- **Data in this exercise**
======

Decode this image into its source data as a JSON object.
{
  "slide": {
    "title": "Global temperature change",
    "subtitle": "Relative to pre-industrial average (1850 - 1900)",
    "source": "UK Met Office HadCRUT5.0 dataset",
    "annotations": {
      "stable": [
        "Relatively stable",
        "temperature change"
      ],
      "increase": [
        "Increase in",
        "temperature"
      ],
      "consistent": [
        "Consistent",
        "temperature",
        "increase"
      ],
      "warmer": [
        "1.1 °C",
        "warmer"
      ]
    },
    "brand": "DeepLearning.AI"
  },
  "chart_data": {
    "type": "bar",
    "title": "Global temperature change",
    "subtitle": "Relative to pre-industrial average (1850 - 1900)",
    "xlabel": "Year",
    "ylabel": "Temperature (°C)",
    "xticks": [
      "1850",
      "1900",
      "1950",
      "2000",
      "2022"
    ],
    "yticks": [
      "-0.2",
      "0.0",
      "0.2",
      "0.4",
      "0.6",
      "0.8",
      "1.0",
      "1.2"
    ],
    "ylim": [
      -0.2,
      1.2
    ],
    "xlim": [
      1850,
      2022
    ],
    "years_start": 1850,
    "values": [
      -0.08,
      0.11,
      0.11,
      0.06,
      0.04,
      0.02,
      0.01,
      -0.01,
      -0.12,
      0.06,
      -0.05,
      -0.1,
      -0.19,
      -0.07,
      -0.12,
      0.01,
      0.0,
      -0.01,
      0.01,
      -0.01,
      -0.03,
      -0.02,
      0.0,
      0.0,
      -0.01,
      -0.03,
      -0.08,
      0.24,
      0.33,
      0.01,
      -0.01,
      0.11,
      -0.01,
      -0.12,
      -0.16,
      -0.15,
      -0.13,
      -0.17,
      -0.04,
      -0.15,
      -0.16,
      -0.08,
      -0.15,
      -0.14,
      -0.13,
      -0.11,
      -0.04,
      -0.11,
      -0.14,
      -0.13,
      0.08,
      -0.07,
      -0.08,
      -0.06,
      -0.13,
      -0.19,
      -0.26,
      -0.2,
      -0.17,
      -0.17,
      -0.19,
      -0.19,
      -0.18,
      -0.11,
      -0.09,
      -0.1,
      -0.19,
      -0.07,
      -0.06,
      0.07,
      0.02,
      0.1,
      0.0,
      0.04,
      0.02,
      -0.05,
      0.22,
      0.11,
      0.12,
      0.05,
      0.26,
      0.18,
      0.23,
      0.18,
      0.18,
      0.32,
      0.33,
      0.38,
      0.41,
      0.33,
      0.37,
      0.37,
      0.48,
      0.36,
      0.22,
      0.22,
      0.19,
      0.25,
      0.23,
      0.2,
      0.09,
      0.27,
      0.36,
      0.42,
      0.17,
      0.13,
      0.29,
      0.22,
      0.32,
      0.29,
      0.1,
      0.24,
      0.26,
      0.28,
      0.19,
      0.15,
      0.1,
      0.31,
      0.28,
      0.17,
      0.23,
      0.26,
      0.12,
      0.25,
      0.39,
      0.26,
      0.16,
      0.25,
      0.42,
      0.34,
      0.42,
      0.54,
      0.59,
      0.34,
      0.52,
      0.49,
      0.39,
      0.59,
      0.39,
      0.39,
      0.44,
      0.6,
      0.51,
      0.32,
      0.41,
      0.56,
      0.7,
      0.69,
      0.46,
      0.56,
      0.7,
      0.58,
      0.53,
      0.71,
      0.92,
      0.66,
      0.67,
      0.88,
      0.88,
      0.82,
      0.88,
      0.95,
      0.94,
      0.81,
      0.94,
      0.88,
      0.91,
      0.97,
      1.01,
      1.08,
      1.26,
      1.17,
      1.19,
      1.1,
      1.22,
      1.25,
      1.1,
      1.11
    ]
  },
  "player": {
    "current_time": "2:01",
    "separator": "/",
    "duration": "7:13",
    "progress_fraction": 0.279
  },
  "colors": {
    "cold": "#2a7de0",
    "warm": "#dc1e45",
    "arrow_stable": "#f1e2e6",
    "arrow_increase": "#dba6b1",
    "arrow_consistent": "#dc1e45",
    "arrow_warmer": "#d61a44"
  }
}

======

- **Required task**
Print out all the entries precisely as written.

- **The reply**
Decode this image into its source data as a JSON object.
{
  "slide": {
    "title": "Global temperature change",
    "subtitle": "Relative to pre-industrial average (1850 - 1900)",
    "source": "UK Met Office HadCRUT5.0 dataset",
    "annotations": {
      "stable": [
        "Relatively stable",
        "temperature change"
      ],
      "increase": [
        "Increase in",
        "temperature"
      ],
      "consistent": [
        "Consistent",
        "temperature",
        "increase"
      ],
      "warmer": [
        "1.1 °C",
        "warmer"
      ]
    },
    "brand": "DeepLearning.AI"
  },
  "chart_data": {
    "type": "bar",
    "title": "Global temperature change",
    "subtitle": "Relative to pre-industrial average (1850 - 1900)",
    "xlabel": "Year",
    "ylabel": "Temperature (°C)",
    "xticks": [
      "1850",
      "1900",
      "1950",
      "2000",
      "2022"
    ],
    "yticks": [
      "-0.2",
      "0.0",
      "0.2",
      "0.4",
      "0.6",
      "0.8",
      "1.0",
      "1.2"
    ],
    "ylim": [
      -0.2,
      1.2
    ],
    "xlim": [
      1850,
      2022
    ],
    "years_start": 1850,
    "values": [
      -0.08,
      0.11,
      0.11,
      0.06,
      0.04,
      0.02,
      0.01,
      -0.01,
      -0.12,
      0.06,
      -0.05,
      -0.1,
      -0.19,
      -0.07,
      -0.12,
      0.01,
      0.0,
      -0.01,
      0.01,
      -0.01,
      -0.03,
      -0.02,
      0.0,
      0.0,
      -0.01,
      -0.03,
      -0.08,
      0.24,
      0.33,
      0.01,
      -0.01,
      0.11,
      -0.01,
      -0.12,
      -0.16,
      -0.15,
      -0.13,
      -0.17,
      -0.04,
      -0.15,
      -0.16,
      -0.08,
      -0.15,
      -0.14,
      -0.13,
      -0.11,
      -0.04,
      -0.11,
      -0.14,
      -0.13,
      0.08,
      -0.07,
      -0.08,
      -0.06,
      -0.13,
      -0.19,
      -0.26,
      -0.2,
      -0.17,
      -0.17,
      -0.19,
      -0.19,
      -0.18,
      -0.11,
      -0.09,
      -0.1,
      -0.19,
      -0.07,
      -0.06,
      0.07,
      0.02,
      0.1,
      0.0,
      0.04,
      0.02,
      -0.05,
      0.22,
      0.11,
      0.12,
      0.05,
      0.26,
      0.18,
      0.23,
      0.18,
      0.18,
      0.32,
      0.33,
      0.38,
      0.41,
      0.33,
      0.37,
      0.37,
      0.48,
      0.36,
      0.22,
      0.22,
      0.19,
      0.25,
      0.23,
      0.2,
      0.09,
      0.27,
      0.36,
      0.42,
      0.17,
      0.13,
      0.29,
      0.22,
      0.32,
      0.29,
      0.1,
      0.24,
      0.26,
      0.28,
      0.19,
      0.15,
      0.1,
      0.31,
      0.28,
      0.17,
      0.23,
      0.26,
      0.12,
      0.25,
      0.39,
      0.26,
      0.16,
      0.25,
      0.42,
      0.34,
      0.42,
      0.54,
      0.59,
      0.34,
      0.52,
      0.49,
      0.39,
      0.59,
      0.39,
      0.39,
      0.44,
      0.6,
      0.51,
      0.32,
      0.41,
      0.56,
      0.7,
      0.69,
      0.46,
      0.56,
      0.7,
      0.58,
      0.53,
      0.71,
      0.92,
      0.66,
      0.67,
      0.88,
      0.88,
      0.82,
      0.88,
      0.95,
      0.94,
      0.81,
      0.94,
      0.88,
      0.91,
      0.97,
      1.01,
      1.08,
      1.26,
      1.17,
      1.19,
      1.1,
      1.22,
      1.25,
      1.1,
      1.11
    ]
  },
  "player": {
    "current_time": "2:01",
    "separator": "/",
    "duration": "7:13",
    "progress_fraction": 0.279
  },
  "colors": {
    "cold": "#2a7de0",
    "warm": "#dc1e45",
    "arrow_stable": "#f1e2e6",
    "arrow_increase": "#dba6b1",
    "arrow_consistent": "#dc1e45",
    "arrow_warmer": "#d61a44"
  }
}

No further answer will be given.